→ Instructions:
(a) The restorative materials discussion lists several related questions. Give each of them.
(b) From the restorative materials discussion, reproduce word for word the passage starting with "This question was" and going on through "in my mouth.".
(c) Carry on the restorative materials discussion with new text that follows its final sentence.

→ Page excerpt:
Opening the conversation: What is the best restorative material still in existence and use?
This question was submitted by a general dentist and is a conversation opener on the best restorative materials based on your experience.
Related questions include:
- Is cast gold a long lost art?
- How many of us are still able to offer it to our patients?
- What would we as dentists put in our own mouths ?
Dr. John Miner provided the following response:
- Yes…fabricating well-fitting/occluding Gold Restorations is a lost art;
- I offer Gold Restorations to my patients;
- I would definitely advocate the use of Gold Restorations in my mouth.
Let us know what you think. You can reply to this post below or send us your response via email at oasisdiscussions@cda-adc.ca, or call us toll free at 1-855-716-2747
I have two gold crowns, and one gold onlay in my mouth, by choice. I had to tell my dentist how to do an onlay prep.
i think amaglam .
In the appropriate clinical situation, emax lithium disilicate.
On second molars where function is more important than aesthetics, we do quite a number of full gold crowns. Since it is done with full disclosure and patients are encouraged to ask questions, we do not have any negative feed back.
Would I have FGCs in my own mouth? Yes, I would. I do not have a broad smile at all but brux to a point, I would destroy the ceramic alternatives.
FGCs are a very reliable service and having watched ‘porcelain flavours of the month’ come and go, I would not be in a hurry to abandon this alternative. We simply have more choices and these can be made prudently. FWIW.
I still think gold is the best, it has the most close to enamel thermal expansion AND CONTRACTION. eNAMEL IS AROUND 9 to 12 and the gold is around 12 to 15. Amalgam is aroud 22 to 30, but has a self sealing ability and some ability to destroy bacteria. Composites are around 65 to 180.. The average for composite retention is 5 to 7 years, and amalgam 10 to 14 years. Gold I have some in my own mouth that are 55 years old and still going strong.. There isa lot of pressure from patients to do WHITE fillings, and this is OK as long as they are told the hicups that can occur. DON
Before entering into this vast discussion and risk going in endless circles, we should acknowledge the superiority of what mother nature put there in the first place, our role in prevention and the limitations inherent in everything we do. Then we’ll talk about what seems to work in our hands.

→ Extracted information:
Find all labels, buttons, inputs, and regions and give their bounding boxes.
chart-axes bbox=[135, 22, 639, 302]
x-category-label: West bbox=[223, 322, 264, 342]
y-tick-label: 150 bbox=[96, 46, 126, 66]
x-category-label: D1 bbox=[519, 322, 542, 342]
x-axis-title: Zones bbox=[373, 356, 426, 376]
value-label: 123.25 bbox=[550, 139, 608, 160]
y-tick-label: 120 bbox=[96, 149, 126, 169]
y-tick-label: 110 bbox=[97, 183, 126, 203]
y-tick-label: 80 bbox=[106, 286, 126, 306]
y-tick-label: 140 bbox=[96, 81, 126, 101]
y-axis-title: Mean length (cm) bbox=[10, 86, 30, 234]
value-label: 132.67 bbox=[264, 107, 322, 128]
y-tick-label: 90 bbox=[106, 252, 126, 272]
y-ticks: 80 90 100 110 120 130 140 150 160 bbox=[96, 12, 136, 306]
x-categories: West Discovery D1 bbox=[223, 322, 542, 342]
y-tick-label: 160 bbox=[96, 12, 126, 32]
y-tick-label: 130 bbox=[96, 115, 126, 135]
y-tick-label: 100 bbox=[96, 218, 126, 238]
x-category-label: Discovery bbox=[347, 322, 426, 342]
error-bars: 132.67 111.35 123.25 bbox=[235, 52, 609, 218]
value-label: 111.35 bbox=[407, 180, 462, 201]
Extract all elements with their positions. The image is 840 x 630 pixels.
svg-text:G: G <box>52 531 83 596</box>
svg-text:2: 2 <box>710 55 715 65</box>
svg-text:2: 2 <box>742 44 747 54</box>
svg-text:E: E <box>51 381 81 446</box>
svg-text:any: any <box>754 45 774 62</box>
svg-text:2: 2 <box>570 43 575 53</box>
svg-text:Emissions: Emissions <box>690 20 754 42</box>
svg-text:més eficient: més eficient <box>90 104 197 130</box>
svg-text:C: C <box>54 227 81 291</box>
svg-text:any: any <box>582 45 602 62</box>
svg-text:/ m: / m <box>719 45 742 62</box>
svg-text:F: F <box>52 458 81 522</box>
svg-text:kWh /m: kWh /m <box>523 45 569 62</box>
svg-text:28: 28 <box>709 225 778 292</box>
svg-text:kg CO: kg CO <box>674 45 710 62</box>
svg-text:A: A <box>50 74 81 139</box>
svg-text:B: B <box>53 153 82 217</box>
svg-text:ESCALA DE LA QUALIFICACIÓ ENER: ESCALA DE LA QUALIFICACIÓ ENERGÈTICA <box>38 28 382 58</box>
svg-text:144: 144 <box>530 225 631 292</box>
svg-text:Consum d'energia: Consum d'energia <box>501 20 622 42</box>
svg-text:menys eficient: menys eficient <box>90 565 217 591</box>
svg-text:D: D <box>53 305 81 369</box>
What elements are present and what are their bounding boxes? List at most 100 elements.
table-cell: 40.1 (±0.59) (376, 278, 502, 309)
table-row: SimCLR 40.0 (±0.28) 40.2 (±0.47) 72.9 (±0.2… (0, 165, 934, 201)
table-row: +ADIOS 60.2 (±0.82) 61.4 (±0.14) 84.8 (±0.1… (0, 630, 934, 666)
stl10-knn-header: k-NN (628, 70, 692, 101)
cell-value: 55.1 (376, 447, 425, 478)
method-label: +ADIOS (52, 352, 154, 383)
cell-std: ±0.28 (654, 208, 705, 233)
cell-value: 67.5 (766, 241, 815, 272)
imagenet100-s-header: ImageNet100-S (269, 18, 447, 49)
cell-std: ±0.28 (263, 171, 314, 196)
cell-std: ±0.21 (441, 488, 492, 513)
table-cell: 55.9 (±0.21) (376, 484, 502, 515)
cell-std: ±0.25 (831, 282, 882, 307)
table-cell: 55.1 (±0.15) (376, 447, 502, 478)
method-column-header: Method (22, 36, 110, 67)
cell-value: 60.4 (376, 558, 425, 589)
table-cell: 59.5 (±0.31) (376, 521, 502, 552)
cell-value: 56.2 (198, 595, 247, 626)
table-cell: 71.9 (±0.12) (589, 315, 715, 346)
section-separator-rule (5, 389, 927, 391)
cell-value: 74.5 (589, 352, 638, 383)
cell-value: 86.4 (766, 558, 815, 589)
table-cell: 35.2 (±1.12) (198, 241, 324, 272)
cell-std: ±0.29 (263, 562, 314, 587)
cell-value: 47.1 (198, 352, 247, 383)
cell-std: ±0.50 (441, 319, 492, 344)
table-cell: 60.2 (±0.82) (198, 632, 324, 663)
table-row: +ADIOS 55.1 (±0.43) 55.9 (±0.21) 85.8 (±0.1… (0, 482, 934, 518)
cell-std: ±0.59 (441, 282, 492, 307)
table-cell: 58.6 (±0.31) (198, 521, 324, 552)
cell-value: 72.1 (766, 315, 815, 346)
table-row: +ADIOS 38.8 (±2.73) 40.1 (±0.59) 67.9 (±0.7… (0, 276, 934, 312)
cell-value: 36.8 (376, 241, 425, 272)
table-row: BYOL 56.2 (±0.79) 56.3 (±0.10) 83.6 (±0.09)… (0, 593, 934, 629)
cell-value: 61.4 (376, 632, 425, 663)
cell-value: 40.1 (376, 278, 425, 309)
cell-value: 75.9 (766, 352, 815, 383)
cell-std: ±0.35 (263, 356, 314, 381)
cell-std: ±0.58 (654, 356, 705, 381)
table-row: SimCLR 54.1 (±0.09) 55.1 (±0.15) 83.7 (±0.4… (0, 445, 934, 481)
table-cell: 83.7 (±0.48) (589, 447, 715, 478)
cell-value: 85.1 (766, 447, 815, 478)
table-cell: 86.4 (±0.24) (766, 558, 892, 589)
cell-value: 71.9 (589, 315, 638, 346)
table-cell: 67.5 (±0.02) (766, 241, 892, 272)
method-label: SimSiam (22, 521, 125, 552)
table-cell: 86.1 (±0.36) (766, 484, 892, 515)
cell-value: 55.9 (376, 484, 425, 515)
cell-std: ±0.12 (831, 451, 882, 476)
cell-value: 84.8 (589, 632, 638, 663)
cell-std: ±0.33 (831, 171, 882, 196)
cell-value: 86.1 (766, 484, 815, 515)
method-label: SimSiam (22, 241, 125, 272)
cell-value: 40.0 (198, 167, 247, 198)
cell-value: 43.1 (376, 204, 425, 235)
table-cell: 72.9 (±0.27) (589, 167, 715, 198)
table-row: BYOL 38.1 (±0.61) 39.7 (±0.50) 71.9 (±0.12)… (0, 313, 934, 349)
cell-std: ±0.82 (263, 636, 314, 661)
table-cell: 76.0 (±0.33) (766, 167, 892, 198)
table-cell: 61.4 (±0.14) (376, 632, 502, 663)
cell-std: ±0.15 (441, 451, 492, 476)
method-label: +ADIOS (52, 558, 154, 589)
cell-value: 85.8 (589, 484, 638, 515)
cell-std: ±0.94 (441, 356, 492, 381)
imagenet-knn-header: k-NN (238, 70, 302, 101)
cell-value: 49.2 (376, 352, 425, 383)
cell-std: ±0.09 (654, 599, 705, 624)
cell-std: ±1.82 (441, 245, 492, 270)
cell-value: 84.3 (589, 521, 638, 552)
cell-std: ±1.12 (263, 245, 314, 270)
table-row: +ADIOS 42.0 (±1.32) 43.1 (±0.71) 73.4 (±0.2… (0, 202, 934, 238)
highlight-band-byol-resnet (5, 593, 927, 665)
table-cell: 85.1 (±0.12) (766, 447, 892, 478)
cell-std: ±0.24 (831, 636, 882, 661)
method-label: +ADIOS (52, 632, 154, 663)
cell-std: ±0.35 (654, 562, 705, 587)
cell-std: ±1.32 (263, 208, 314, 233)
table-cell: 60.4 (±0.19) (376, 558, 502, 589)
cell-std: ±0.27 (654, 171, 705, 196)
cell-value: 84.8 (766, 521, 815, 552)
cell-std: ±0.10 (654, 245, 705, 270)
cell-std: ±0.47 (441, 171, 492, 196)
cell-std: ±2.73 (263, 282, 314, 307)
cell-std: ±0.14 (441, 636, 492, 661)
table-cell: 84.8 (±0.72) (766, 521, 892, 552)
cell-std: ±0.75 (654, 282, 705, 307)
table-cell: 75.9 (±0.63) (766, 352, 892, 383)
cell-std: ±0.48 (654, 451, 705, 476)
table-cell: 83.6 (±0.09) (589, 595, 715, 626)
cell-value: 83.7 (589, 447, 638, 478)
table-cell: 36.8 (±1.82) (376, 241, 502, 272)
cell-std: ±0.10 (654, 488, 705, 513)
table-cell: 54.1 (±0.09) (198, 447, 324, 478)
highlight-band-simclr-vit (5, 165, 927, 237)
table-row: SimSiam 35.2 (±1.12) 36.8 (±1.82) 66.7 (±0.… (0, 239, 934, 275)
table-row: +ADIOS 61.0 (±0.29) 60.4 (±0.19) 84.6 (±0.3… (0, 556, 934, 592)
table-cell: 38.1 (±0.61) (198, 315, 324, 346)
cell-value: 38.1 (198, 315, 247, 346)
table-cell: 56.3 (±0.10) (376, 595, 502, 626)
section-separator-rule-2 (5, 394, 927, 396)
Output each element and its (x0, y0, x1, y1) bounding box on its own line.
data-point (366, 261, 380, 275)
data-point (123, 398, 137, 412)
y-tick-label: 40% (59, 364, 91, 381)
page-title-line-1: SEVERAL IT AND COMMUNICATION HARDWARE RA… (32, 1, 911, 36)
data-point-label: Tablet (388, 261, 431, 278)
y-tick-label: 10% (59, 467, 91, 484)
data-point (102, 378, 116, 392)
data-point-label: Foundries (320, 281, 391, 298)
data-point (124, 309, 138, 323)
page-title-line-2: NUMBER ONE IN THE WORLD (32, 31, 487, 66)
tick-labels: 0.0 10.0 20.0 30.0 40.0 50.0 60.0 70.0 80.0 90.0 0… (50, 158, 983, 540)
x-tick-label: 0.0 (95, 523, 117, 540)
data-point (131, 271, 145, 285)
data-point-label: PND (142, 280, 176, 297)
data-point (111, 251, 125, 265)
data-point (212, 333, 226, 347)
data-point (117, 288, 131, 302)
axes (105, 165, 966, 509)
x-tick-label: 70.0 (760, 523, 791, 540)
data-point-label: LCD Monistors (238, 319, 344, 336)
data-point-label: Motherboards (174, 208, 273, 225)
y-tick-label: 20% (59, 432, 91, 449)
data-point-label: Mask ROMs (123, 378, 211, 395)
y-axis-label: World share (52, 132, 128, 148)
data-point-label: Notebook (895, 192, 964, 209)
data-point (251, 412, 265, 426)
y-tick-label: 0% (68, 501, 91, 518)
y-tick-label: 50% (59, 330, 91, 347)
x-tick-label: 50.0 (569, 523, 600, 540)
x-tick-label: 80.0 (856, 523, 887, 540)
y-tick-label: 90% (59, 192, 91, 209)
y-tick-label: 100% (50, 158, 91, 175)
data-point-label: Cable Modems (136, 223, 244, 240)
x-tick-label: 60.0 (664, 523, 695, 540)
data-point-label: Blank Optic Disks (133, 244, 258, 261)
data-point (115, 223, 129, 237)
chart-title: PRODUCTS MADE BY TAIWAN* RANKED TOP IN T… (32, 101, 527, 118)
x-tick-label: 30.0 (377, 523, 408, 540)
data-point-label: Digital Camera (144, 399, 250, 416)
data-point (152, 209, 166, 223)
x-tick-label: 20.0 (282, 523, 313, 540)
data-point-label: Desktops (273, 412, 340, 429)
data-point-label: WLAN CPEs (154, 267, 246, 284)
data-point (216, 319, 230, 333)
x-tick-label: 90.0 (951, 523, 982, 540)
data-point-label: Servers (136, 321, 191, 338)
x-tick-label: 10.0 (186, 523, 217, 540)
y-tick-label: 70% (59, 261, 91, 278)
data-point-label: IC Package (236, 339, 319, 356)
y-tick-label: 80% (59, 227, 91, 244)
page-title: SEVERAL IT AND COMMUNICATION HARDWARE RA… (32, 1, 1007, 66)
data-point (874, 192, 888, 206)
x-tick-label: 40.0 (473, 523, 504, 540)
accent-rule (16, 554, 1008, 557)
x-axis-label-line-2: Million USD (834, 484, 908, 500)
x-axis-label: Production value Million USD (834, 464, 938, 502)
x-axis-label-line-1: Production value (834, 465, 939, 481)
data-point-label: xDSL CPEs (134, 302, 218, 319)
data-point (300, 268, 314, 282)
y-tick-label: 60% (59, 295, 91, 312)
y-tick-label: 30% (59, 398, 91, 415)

→ Answers in order:
(a)
- Is cast gold a long lost art?
- How many of us are still able to offer it to our patients?
- What would we as dentists put in our own mouths?

(b)
This question was submitted by a general dentist and is a conversation opener on the best restorative materials based on your experience.
Related questions include:
- Is cast gold a long lost art?
- How many of us are still able to offer it to our patients?
- What would we as dentists put in our own mouths ?
Dr. John Miner provided the following response:
- Yes…fabricating well-fitting/occluding Gold Restorations is a lost art;
- I offer Gold Restorations to my patients;
- I would definitely advocate the use of Gold Restorations in my mouth.

(c)
Now, on to the conversation.
When I did my first few 3/4 gold crowns and onlays, I knew I had something that worked for me: conservation of tooth structure, especially buccal enamel and full occlusal coverage. Ideal for restoring endodontically treated molars and bicuspids in many patients.
I was a patient at a Tucker Gold Study Club and had some inlays placed but my dentist took them out 5 or 6 year later due to recurrent decay. I wonder if perhaps the cement failed to seal the entire gingival margin. Now, whenever I cement any crown or onlay I direct the assistant to make sure all internal surfaces are covered by cement. When seating a 3/4 crown, cement is lost out along the occlusal buccal margin leaving less for the gingival margins.
Retention of onlays, 3/4 or 7/8 crowns can be an issue when they serve as the posterior bridge abutments. On tipped molars, the retention grooves must be accurately placed. I have sometimes taken a mid-preparation impression and poured it up, just to verify the accuracy of my retention grooves.
Gold is still an outstanding material for many patients in many situations, but direct restorative dentistry is my bread and butter.